__Sumber__
====================
The Banality Of Evil: Teror & Ideologi Totaliter Berkedok Agama
Kesaksian Binawan Widyarto (BW), salah seorang tetangga Dita Upriyanto (DU), kepala keluarga dan pelaku peledakan tiga Gereja di Surabaya, mengingatkan kita pada istilah “Banalitas Kejahatan” (the banality of evil) yang dikatakan oleh filsuf perempuan Hannah Arendt. Konteksnya sangat berbeda tentu saja. Arendt bicara tentang sosok Adolf Eichmann (AE), seorang petugas kamp konsentrasi Nazi yang memfasilitasi genosida warga Yahudi pada era PD II. Sedangkan UP menjadi sosok pelaku bom bersama keluarganya yang berjumlah 5 orang, termasuk isteri dan 4 orang anaknya dan menewaskan 18 orang serta puluhan korban luka-luka.
Kendati dalam dua konteks yang berbeda tsb, tetapi ada semacam kemiripan yg mengerikan antar kedua pelaku kejahatan tsb. Yaitu keduanya adalah orang-orang yang tampilan luarnya tidak mencerminkan sosok yang sangar, keras, atau bahkan berbeda di mata orang lain bahkan yabg cukup dekat. Eichnann dan DU adalah kepala keluarga yang normal, baik, taat beribadah, dll. Dan yang lebih penting lagi, kedua kasus biadab tersebut dilandasi oleh ideologi totaliterisme, walau asal sumbernya berbeda. Yang satu dari Fasisme Nazi dan yang satu dari kelompok teroris ISIS.
Perbuatan-perbuatan mereka sangat mengerikan dan dianggap sebagai kejahatan luar biasa bahkan kejahatan terhadap kemanusiaan. Perbuatan yang mendapat kutukan dari memicu kemarahan moral dan tuntutan agar kelompok atau organisasi penyebar ideologi dan aksi teror tsb dihancurkan.
Fenomen banalitas kejahatan seperti Nazi dan terorisme, khususnya yang dilakukan oleh ISIS dan proxynya di Surabaya, berasal dari ideologi totaliter ekstrim. Bagi pendukung totaliterisme semacam Eichmann dan DU, aksi brutal bukanlah suatu hal yang mengusik jiwa, tetapi tugas mulia dan dalam bahasa agama, dianggap berpahala. Yang lebih mengerikan dalam kasus terorisme ISIS adalah ideologi totaliter mereka menggunakan justifikasi dan tafsir ajaran agama bahwa mereka adalah para martir atau syahid yang melaksanakan jihad dengan jaminan mendapat balasan surga.
====================
Baris set data:
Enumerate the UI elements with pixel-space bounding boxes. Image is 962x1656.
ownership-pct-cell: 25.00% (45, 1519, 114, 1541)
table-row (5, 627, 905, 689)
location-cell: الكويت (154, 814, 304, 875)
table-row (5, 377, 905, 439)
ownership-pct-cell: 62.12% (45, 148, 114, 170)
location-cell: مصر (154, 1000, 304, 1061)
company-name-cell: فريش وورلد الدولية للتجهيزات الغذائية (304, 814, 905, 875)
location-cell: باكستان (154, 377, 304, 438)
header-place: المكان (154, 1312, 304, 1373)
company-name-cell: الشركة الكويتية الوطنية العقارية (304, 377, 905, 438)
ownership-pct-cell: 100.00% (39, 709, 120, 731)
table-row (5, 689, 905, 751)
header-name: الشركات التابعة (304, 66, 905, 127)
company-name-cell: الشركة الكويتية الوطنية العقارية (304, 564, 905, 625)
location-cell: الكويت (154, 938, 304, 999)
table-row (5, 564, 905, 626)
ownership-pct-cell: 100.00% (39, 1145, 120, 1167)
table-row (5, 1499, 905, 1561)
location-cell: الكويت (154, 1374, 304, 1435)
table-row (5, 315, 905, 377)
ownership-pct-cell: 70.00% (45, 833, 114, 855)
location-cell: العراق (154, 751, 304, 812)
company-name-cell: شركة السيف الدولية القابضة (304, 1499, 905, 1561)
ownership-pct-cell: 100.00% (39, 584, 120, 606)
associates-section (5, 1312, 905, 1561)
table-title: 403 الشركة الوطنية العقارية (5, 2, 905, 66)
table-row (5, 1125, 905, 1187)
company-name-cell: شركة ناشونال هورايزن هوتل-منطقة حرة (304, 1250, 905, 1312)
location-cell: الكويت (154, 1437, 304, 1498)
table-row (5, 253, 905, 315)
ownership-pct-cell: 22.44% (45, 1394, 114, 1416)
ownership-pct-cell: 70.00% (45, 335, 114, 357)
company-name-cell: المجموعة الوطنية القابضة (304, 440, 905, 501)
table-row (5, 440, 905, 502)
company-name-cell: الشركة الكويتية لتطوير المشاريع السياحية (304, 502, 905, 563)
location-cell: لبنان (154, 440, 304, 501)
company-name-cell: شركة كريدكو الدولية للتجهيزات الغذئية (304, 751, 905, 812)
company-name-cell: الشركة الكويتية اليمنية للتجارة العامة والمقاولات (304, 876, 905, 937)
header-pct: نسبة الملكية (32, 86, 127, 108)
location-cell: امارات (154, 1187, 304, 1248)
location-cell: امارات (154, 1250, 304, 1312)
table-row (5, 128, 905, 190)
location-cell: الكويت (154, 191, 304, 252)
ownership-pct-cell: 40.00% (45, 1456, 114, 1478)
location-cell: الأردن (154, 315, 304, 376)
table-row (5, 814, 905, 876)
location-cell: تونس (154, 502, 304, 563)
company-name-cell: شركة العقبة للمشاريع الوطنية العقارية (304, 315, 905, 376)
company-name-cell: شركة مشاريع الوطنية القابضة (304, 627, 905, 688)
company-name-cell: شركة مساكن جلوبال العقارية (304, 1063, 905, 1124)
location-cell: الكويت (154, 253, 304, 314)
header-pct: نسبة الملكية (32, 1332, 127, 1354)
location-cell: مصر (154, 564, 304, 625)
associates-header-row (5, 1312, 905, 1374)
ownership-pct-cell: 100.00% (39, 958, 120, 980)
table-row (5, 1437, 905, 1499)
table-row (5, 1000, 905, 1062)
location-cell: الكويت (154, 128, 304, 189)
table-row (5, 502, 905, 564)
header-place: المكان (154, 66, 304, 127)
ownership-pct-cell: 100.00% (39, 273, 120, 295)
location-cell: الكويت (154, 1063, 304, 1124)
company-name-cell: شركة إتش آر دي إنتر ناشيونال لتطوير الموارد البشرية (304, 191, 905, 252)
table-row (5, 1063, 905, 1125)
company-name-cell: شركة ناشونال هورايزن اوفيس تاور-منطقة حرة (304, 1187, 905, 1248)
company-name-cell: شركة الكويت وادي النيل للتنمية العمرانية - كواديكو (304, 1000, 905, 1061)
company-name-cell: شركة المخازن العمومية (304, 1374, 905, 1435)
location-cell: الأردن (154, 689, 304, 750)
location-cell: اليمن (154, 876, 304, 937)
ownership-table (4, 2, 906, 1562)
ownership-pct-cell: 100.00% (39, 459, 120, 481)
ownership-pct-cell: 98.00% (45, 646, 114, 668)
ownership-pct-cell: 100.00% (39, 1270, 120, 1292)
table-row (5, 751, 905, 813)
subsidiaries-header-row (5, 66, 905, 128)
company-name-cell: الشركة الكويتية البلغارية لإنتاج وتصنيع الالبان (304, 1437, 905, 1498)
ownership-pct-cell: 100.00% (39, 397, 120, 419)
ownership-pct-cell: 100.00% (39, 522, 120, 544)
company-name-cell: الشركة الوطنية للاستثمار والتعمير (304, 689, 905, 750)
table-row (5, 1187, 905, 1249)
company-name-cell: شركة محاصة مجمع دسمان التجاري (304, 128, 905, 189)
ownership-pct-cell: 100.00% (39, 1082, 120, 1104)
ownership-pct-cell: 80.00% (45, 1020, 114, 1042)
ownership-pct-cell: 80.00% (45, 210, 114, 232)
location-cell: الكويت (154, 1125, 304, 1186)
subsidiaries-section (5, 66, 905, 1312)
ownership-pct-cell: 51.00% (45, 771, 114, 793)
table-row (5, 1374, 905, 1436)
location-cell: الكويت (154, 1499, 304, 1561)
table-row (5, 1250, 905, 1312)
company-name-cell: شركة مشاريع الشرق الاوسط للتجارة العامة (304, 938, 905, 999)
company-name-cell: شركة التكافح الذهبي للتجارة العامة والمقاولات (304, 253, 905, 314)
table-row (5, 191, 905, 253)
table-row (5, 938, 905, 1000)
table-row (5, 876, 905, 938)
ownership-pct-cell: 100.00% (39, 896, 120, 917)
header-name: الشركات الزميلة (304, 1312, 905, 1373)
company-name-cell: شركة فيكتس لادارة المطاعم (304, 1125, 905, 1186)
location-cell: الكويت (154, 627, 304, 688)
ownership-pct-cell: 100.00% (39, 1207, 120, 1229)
====================
__Bagian Latihan__
A: Menurut tulisan tentang banalitas kejahatan, mengapa kasus terorisme ISIS lebih mengerikan? Jawablah dalam satu sampai tiga kalimat.
B: Dalam tulisan tentang banalitas kejahatan, berapa orang tewas akibat peledakan tiga gereja di Surabaya?
C: Teruskan tulisan tentang banalitas kejahatan mulai dari bagian sesudah kalimat terakhirnya.

__Hasil Tiap Tugas__
A: Kasus terorisme ISIS lebih mengerikan karena ideologi totaliter mereka memakai justifikasi dan tafsir ajaran agama. Menurut tafsir itu, para pelaku adalah martir atau syahid yang melaksanakan jihad dengan jaminan mendapat balasan surga.

B: 18 orang.

C:
Ideologi totaliter menganggap kejahatan terhadap kemanusiaan sebagai perbuatan mulia, sesuatu yang banal atau lumrah dan tanpa ada rasa bersalah. Bahkan dalam kasus terorisme, mereka menyebut sebagai ‘amaliyah‘ atau laku kebaikan yang mendapat pahala. Inilah yang membuat radikalisme dan terorisme bertopeng agama sangat mengerikan dan lebih sulit ditumpas ketimbang ideologi totaliter seperti Nazisme Hitler dan Fasisme ala Stalin, Polpot, Mao, dll.
Banalisasi kejahatan pada ideologi radikal terorisme abad 21 dibungkus dengan legitimasi “kesucian” dan “pahala.” Manipulasi ajaran agama dan propaganda bahwa aksi teror adalah “jihad” dan pelakunya adalah “para syahid” sangatlah sulit untuk diredam karena campuran antara klaim kebenaran dengan realitas politik, ekonomi, dan budaya suatu lingkungan masyarakat dan negara tertentu.
Ideologi totaliterisme, baik yang dari paham sekuler maupun paham yang dianut kelompok2 radikal transnasional harus dilawan dengan ketegasan dan keberanian menolak TANPA kompromi. Kendati strategi dan taktik mereka berbeda beda, namun pada intinya mereka sepakat bahwa tak ada hal yang terlalu jahat atau biadab serta melanggar keadaban dan kemanusiaan. Yang penting adalah menghancurkan liyan demi kekuasaan politik.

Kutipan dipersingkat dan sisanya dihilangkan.